--- CONSIGNE 1 ---
Dans le texte extrait, quelles deux réalités l'Éducation nationale ne sait-elle penser qu'en termes antagonistes ?

--- TEXTE EXTRAIT ---
==============================
Voilà ce que pourrait rappeler aussi bien un professeur de sciences qu’un professeur de lettres.
La foi et la raison
S’il n’y a d’étude authentique que dans une interrogation devant l’abîme — l’abîme du monde, l’abîme humain — on suggérera au nouveau ministre de généraliser la référence à Pascal. Cela permettrait de "mieux articuler" deux réalités que l’Éducation nationale ne sait penser, plus même que les sciences et les lettres, qu’en termes antagonistes : la foi et la raison. On pourrait commencer par rappeler aux lycéens biberonnés au scientisme inculte que Pascal, qui fut l’un des plus grands génies scientifiques de tous les temps, non seulement croyait en Dieu, mais qu’il connut une expérience mystique (sa fameuse nuit de feu). Même sans recourir au "Mémorial", on pourrait tenter de réveiller quelques cerveaux, imbibés d’un positivisme assoupi, par cette pensée toute simple : "Les hommes ont mépris pour la religion, ils en ont haine et peur qu’elle soit vraie. Pour guérir cela il faut commencer par montrer que la religion n’est point contraire à la raison." L’assertion est porteuse de libération, pour des esprits emprisonnés dans la camisole de l’athéisme somnolent ou du fanatisme compulsif.
À ceux qui brandiraient la laïcité de l’enseignement comme un athéisme obligatoire, sans interrogation ni abîme, on peut proposer une dernière pensée pascalienne : "Qu’ils apprennent au moins quelle est la religion qu’ils combattent, avant que de la combattre." Même si c’était la seule phrase de Pascal qui devait être mise en avant dans les collèges et les lycées de France, quel progrès ce serait pour le niveau des élèves... et de leurs professeurs ! Oui, Gabriel Attal a mille fois raison d’appeler Blaise Pascal à la rescousse de l’Éducation nationale, même si on est en droit de douter des fruits de cette recommandation. Que le nouveau ministre n’oublie pas, en revanche, que les anarchistes respectueux de l’ordre ne se soumettent aux grimaces du pouvoir qu’avec "une idée de derrière".
==============================
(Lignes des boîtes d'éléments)
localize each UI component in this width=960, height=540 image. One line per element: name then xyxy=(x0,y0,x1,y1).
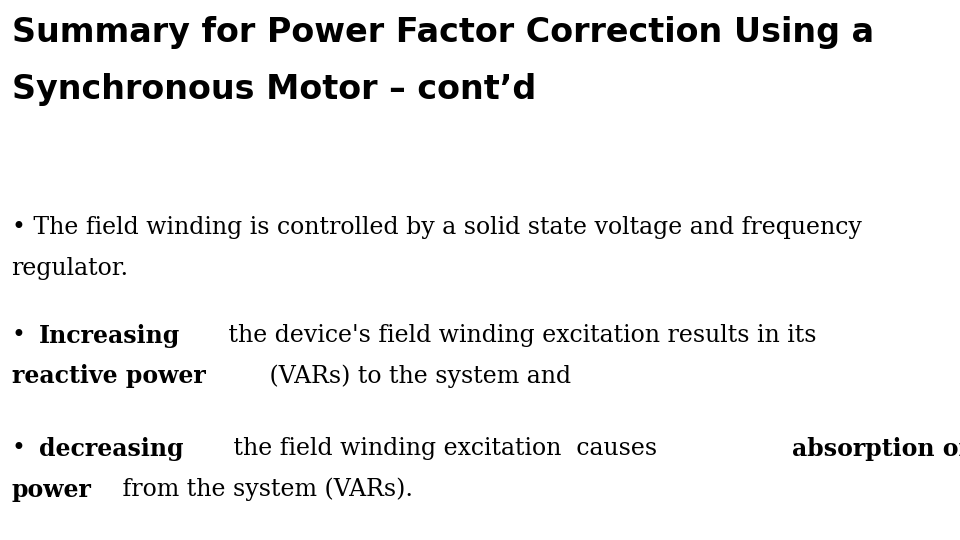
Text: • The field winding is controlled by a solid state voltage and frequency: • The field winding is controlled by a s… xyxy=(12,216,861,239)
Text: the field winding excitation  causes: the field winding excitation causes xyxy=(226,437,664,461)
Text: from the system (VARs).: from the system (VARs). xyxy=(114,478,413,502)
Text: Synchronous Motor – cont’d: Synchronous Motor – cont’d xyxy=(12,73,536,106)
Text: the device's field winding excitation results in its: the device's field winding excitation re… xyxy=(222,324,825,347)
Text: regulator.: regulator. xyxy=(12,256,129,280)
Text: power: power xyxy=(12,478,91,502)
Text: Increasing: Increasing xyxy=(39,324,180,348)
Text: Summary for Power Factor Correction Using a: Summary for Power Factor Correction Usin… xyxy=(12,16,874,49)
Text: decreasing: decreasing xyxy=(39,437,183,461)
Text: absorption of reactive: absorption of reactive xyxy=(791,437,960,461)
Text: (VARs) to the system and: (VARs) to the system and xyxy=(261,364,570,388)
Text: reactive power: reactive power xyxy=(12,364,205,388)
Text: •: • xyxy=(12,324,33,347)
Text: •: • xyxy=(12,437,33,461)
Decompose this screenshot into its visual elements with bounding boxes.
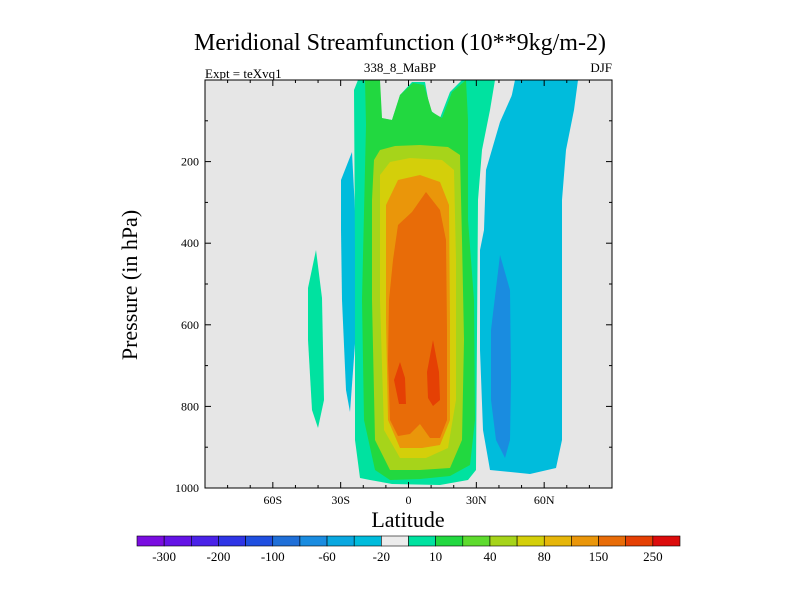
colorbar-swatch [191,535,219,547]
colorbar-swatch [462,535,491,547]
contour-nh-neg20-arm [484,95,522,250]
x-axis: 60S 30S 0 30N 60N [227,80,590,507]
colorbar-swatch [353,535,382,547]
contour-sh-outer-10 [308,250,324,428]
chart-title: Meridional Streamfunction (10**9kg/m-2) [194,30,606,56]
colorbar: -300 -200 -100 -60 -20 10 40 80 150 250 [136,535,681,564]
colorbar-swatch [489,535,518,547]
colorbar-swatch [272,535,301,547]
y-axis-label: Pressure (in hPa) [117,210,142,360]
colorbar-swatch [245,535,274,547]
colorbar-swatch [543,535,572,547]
==============================
--- CONSIGNE 2 ---
Recopiez à l'identique les lignes des boîtes d'éléments, depuis celle qui contient « colorbar-swatch [191,535,219,547] » jusqu'à la dernière de ces lignes, toutes deux comprises.

--- RÉPONSE CORRECTE 1 ---
La foi et la raison.

--- RÉPONSE CORRECTE 2 ---
colorbar-swatch [191,535,219,547]
colorbar-swatch [462,535,491,547]
contour-nh-neg20-arm [484,95,522,250]
x-axis: 60S 30S 0 30N 60N [227,80,590,507]
colorbar-swatch [353,535,382,547]
contour-sh-outer-10 [308,250,324,428]
chart-title: Meridional Streamfunction (10**9kg/m-2) [194,30,606,56]
colorbar: -300 -200 -100 -60 -20 10 40 80 150 250 [136,535,681,564]
colorbar-swatch [489,535,518,547]
colorbar-swatch [272,535,301,547]
y-axis-label: Pressure (in hPa) [117,210,142,360]
colorbar-swatch [245,535,274,547]
colorbar-swatch [543,535,572,547]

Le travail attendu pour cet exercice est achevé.